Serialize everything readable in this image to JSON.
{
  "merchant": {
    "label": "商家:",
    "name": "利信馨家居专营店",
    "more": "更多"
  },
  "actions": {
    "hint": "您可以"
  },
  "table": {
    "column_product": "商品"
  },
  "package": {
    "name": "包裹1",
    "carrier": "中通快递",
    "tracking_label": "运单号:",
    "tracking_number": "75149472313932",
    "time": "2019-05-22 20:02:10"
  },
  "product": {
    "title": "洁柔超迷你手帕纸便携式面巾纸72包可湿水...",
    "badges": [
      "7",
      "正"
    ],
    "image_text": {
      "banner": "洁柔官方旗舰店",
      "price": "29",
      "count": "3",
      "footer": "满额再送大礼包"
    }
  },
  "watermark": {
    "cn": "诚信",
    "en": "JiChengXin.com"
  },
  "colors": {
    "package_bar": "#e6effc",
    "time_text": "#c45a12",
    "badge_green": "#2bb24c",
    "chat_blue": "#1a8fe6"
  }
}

□ □ □ □ □ □ □

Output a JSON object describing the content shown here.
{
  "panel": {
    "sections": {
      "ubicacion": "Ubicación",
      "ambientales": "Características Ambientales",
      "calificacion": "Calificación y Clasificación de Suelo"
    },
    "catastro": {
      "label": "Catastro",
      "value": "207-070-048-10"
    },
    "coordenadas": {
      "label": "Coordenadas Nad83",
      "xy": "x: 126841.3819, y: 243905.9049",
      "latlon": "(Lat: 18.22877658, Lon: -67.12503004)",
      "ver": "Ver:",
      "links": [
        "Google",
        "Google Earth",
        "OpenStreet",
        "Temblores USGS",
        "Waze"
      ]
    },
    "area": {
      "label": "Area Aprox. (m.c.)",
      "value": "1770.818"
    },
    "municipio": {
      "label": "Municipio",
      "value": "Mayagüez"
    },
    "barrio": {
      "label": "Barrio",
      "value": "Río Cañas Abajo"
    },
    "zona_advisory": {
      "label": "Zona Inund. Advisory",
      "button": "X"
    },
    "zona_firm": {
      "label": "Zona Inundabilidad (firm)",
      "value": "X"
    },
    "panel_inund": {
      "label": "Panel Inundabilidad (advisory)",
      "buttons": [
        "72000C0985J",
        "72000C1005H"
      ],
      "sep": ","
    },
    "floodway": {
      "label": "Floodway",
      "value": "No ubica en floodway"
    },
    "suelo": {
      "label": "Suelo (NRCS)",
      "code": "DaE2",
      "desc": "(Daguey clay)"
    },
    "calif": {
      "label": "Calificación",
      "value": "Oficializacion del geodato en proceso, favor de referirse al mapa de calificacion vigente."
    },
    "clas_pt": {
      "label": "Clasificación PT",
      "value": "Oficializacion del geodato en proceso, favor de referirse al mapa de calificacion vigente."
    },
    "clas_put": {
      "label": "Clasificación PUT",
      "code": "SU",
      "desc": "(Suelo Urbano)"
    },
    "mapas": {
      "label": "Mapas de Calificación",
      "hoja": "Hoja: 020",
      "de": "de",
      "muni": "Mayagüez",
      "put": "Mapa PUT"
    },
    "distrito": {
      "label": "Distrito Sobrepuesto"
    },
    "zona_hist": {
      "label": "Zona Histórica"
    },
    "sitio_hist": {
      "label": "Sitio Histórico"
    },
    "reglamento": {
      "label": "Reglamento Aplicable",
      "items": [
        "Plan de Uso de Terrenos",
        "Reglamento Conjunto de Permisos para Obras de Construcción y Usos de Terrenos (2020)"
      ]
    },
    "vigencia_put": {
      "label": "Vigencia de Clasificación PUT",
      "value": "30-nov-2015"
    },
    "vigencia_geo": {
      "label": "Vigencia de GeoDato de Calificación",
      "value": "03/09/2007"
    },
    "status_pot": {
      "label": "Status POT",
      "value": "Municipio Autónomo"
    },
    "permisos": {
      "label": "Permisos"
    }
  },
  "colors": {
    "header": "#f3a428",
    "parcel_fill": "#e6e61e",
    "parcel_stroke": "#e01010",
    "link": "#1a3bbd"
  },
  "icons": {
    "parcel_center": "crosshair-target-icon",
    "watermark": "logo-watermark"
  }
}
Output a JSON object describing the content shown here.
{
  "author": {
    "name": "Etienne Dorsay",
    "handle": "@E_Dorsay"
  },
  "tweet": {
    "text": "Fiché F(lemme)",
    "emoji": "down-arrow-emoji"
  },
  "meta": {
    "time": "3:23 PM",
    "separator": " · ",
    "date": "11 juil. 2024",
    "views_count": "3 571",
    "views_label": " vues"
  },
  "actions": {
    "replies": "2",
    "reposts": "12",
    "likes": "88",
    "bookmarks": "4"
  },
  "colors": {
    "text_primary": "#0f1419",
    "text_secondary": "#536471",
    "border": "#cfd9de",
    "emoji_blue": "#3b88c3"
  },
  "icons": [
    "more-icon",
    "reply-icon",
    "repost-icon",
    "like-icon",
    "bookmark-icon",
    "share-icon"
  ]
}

□ □ □ □ □ □ □

What you need to do
Where a line of the data holds "Inundabilidad", show that line.

Solved exercise
      "label": "Zona Inundabilidad (firm)",
      "label": "Panel Inundabilidad (advisory)",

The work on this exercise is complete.